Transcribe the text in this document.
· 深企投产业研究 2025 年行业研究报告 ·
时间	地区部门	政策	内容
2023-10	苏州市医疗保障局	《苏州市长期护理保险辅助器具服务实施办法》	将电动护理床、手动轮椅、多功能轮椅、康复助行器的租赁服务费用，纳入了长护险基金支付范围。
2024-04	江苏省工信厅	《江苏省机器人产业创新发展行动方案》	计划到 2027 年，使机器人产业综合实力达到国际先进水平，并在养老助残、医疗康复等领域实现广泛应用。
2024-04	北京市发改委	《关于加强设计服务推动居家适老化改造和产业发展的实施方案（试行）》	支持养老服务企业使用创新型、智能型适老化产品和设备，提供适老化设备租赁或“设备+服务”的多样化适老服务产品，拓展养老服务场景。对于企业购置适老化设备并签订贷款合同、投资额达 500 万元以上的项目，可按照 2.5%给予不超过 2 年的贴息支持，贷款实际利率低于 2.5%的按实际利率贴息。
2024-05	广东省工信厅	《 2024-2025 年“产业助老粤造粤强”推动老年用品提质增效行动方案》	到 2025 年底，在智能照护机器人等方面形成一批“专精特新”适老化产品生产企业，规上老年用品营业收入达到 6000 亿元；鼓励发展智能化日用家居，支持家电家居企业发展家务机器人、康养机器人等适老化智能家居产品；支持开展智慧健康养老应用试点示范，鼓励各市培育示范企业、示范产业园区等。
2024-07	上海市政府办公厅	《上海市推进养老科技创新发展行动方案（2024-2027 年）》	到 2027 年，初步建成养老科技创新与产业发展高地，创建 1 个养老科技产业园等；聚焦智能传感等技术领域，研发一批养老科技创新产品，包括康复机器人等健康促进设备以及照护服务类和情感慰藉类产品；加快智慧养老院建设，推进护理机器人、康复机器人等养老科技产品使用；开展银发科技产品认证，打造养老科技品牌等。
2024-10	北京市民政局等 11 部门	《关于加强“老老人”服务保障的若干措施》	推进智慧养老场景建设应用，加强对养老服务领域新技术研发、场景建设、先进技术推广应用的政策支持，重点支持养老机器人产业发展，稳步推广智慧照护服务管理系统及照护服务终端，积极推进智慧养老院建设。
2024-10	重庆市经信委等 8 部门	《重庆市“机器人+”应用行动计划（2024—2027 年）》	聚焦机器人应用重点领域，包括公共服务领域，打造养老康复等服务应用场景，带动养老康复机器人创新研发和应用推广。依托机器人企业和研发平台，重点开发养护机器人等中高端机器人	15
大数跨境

⁂

Task description: Restate each record exactly as written.

Result for this task:
Transcribe the text in this document.
· 深企投产业研究 2025 年行业研究报告 ·
时间	地区部门	政策	内容
2023-10	苏州市医疗保障局	《苏州市长期护理保险辅助器具服务实施办法》	将电动护理床、手动轮椅、多功能轮椅、康复助行器的租赁服务费用，纳入了长护险基金支付范围。
2024-04	江苏省工信厅	《江苏省机器人产业创新发展行动方案》	计划到 2027 年，使机器人产业综合实力达到国际先进水平，并在养老助残、医疗康复等领域实现广泛应用。
2024-04	北京市发改委	《关于加强设计服务推动居家适老化改造和产业发展的实施方案（试行）》	支持养老服务企业使用创新型、智能型适老化产品和设备，提供适老化设备租赁或“设备+服务”的多样化适老服务产品，拓展养老服务场景。对于企业购置适老化设备并签订贷款合同、投资额达 500 万元以上的项目，可按照 2.5%给予不超过 2 年的贴息支持，贷款实际利率低于 2.5%的按实际利率贴息。
2024-05	广东省工信厅	《 2024-2025 年“产业助老粤造粤强”推动老年用品提质增效行动方案》	到 2025 年底，在智能照护机器人等方面形成一批“专精特新”适老化产品生产企业，规上老年用品营业收入达到 6000 亿元；鼓励发展智能化日用家居，支持家电家居企业发展家务机器人、康养机器人等适老化智能家居产品；支持开展智慧健康养老应用试点示范，鼓励各市培育示范企业、示范产业园区等。
2024-07	上海市政府办公厅	《上海市推进养老科技创新发展行动方案（2024-2027 年）》	到 2027 年，初步建成养老科技创新与产业发展高地，创建 1 个养老科技产业园等；聚焦智能传感等技术领域，研发一批养老科技创新产品，包括康复机器人等健康促进设备以及照护服务类和情感慰藉类产品；加快智慧养老院建设，推进护理机器人、康复机器人等养老科技产品使用；开展银发科技产品认证，打造养老科技品牌等。
2024-10	北京市民政局等 11 部门	《关于加强“老老人”服务保障的若干措施》	推进智慧养老场景建设应用，加强对养老服务领域新技术研发、场景建设、先进技术推广应用的政策支持，重点支持养老机器人产业发展，稳步推广智慧照护服务管理系统及照护服务终端，积极推进智慧养老院建设。
2024-10	重庆市经信委等 8 部门	《重庆市“机器人+”应用行动计划（2024—2027 年）》	聚焦机器人应用重点领域，包括公共服务领域，打造养老康复等服务应用场景，带动养老康复机器人创新研发和应用推广。依托机器人企业和研发平台，重点开发养护机器人等中高端机器人	15
大数跨境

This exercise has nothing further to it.